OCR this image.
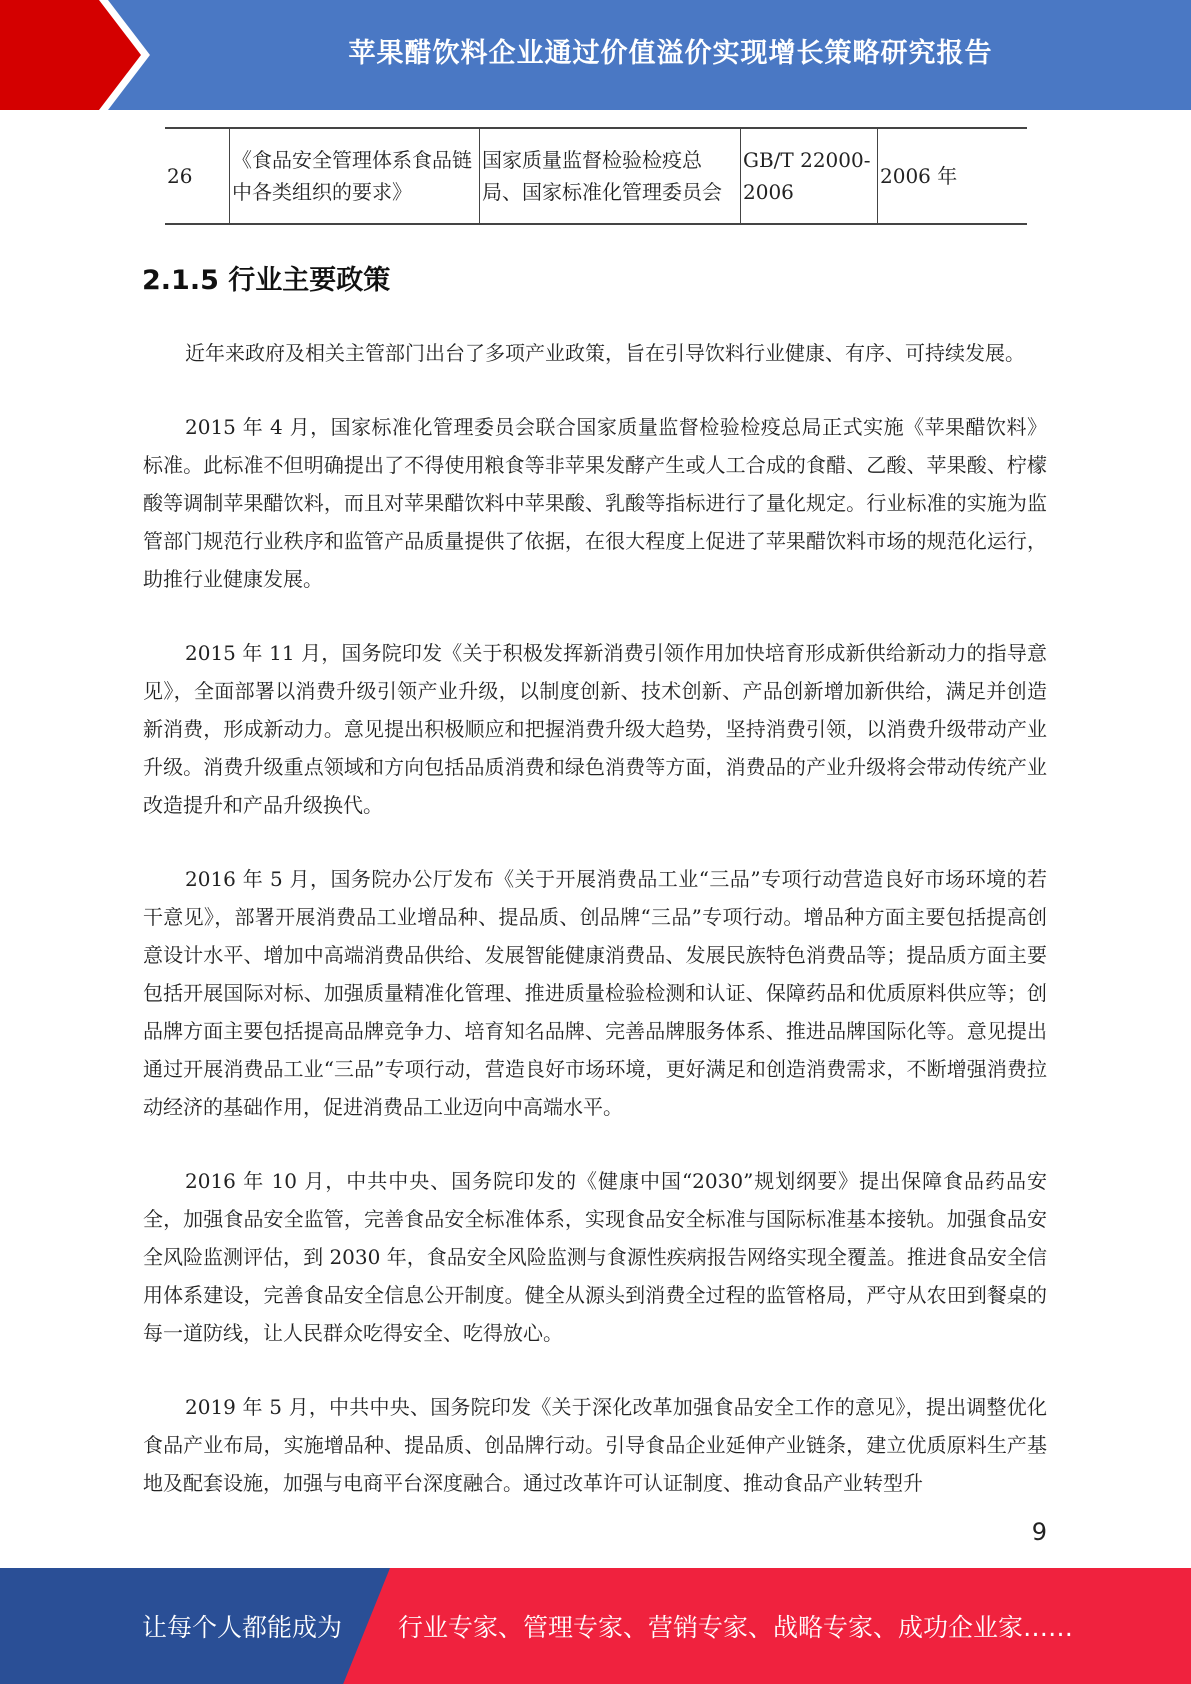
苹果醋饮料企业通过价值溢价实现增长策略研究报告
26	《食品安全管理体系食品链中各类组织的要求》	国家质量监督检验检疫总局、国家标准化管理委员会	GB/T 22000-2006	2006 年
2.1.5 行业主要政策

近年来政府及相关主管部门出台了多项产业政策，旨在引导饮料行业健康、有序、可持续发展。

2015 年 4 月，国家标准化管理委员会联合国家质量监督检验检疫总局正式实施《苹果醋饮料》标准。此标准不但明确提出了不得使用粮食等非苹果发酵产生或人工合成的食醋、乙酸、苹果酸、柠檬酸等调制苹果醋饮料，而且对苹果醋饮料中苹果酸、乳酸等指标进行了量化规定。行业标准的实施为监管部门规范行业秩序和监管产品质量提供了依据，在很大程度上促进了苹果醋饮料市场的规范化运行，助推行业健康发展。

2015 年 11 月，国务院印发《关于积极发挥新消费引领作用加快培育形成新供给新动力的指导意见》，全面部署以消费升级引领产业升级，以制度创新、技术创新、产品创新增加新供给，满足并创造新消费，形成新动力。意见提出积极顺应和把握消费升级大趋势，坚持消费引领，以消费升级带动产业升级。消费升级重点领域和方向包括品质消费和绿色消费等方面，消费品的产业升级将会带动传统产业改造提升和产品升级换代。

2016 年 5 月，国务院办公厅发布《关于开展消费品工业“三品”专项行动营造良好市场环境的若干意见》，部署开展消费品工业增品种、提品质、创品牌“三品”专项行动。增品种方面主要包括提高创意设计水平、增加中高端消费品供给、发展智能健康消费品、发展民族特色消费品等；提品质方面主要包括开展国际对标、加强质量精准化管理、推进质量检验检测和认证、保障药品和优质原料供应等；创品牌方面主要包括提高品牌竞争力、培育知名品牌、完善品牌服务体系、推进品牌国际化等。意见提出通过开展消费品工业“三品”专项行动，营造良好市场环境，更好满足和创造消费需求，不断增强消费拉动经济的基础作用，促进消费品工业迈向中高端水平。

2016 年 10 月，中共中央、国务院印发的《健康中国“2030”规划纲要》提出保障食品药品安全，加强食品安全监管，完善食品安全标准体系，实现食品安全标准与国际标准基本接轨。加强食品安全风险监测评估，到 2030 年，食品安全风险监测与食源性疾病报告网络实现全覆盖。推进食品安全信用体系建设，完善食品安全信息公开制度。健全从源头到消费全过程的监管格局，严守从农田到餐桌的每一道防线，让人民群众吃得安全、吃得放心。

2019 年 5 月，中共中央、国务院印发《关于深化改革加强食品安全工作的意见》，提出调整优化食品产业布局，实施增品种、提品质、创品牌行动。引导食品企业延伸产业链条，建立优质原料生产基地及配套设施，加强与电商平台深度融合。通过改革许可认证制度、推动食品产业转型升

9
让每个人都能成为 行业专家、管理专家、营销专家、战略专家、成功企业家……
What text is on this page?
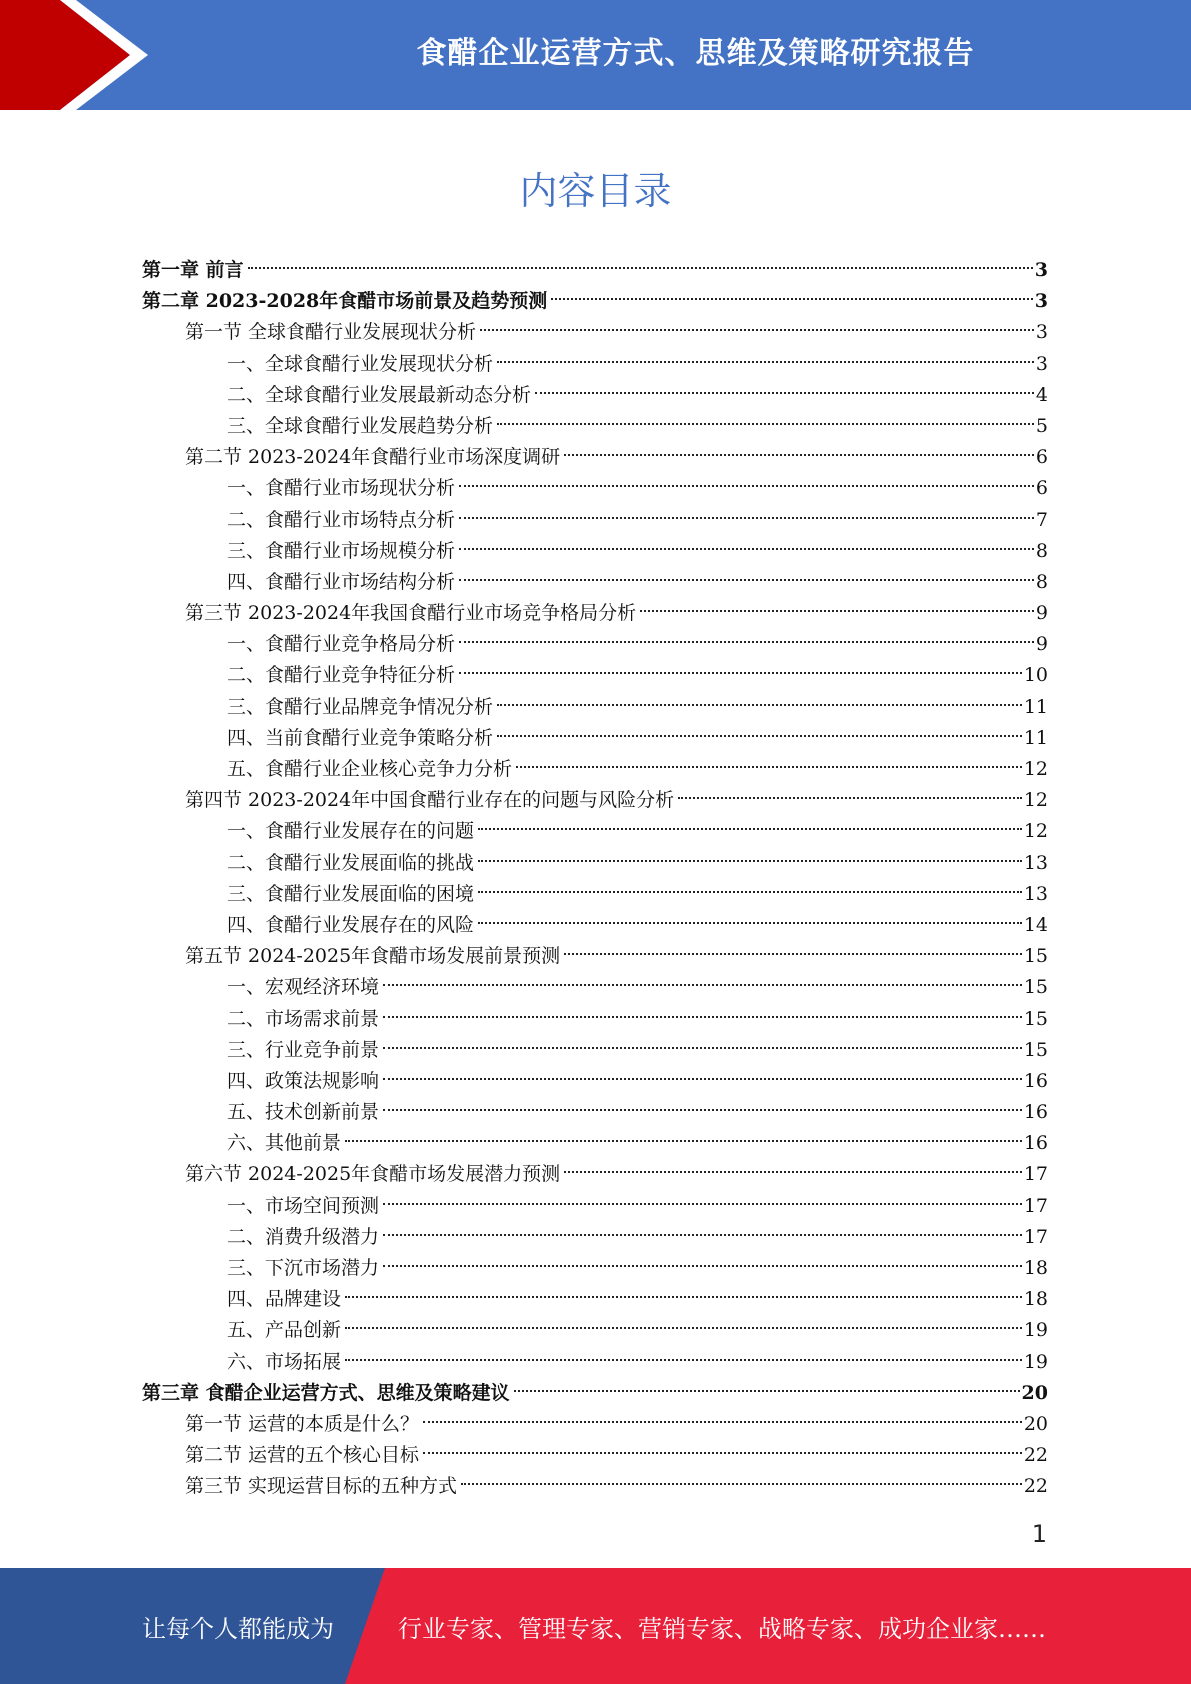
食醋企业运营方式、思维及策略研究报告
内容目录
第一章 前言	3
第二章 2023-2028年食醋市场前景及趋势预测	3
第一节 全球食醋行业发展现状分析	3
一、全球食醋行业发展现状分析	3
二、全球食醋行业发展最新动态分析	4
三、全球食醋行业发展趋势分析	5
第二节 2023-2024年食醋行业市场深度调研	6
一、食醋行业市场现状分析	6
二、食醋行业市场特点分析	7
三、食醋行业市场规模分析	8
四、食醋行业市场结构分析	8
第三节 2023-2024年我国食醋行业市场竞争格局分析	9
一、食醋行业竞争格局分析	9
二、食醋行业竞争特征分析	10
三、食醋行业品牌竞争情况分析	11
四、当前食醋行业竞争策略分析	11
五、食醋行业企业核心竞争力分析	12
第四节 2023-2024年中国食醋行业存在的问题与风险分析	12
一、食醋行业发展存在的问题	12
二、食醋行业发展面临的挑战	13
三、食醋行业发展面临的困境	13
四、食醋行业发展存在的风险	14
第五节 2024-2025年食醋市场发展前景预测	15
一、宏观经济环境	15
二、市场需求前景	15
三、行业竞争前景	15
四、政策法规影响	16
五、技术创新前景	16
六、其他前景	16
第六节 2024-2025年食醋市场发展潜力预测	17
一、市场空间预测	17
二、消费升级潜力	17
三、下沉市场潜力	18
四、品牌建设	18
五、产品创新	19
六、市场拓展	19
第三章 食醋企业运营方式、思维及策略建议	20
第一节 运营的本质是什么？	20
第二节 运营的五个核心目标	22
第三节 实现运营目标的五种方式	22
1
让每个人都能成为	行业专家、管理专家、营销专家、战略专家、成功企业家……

> THE REQUEST: Report each line of the material above where the word "营销专家" appears.

> THE OUTPUT:
让每个人都能成为 行业专家、管理专家、营销专家、战略专家、成功企业家……
让每个人都能成为	行业专家、管理专家、营销专家、战略专家、成功企业家……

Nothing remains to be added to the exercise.